*Problem description*. The entire listing is to be repeated verbatim.

----- Record extracts

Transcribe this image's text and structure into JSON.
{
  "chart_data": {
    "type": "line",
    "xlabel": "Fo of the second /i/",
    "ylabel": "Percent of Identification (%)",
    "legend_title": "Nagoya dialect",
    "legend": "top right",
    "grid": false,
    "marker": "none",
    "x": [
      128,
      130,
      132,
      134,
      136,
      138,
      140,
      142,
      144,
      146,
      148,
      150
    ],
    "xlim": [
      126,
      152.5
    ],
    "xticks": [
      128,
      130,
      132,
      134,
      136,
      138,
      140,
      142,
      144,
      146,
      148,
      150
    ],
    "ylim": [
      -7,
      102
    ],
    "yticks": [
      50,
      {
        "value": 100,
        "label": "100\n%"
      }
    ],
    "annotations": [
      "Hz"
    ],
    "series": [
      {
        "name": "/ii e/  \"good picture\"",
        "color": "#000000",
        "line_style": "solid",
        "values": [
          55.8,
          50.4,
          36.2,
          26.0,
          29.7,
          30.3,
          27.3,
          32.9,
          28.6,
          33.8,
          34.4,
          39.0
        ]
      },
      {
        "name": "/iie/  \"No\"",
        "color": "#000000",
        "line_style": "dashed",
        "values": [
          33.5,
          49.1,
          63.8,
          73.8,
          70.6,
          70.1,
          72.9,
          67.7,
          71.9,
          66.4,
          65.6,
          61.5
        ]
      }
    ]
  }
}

----------

*Answer to the task*.
Transcribe this image's text and structure into JSON.
{
  "chart_data": {
    "type": "line",
    "xlabel": "Fo of the second /i/",
    "ylabel": "Percent of Identification (%)",
    "legend_title": "Nagoya dialect",
    "legend": "top right",
    "grid": false,
    "marker": "none",
    "x": [
      128,
      130,
      132,
      134,
      136,
      138,
      140,
      142,
      144,
      146,
      148,
      150
    ],
    "xlim": [
      126,
      152.5
    ],
    "xticks": [
      128,
      130,
      132,
      134,
      136,
      138,
      140,
      142,
      144,
      146,
      148,
      150
    ],
    "ylim": [
      -7,
      102
    ],
    "yticks": [
      50,
      {
        "value": 100,
        "label": "100\n%"
      }
    ],
    "annotations": [
      "Hz"
    ],
    "series": [
      {
        "name": "/ii e/  \"good picture\"",
        "color": "#000000",
        "line_style": "solid",
        "values": [
          55.8,
          50.4,
          36.2,
          26.0,
          29.7,
          30.3,
          27.3,
          32.9,
          28.6,
          33.8,
          34.4,
          39.0
        ]
      },
      {
        "name": "/iie/  \"No\"",
        "color": "#000000",
        "line_style": "dashed",
        "values": [
          33.5,
          49.1,
          63.8,
          73.8,
          70.6,
          70.1,
          72.9,
          67.7,
          71.9,
          66.4,
          65.6,
          61.5
        ]
      }
    ]
  }
}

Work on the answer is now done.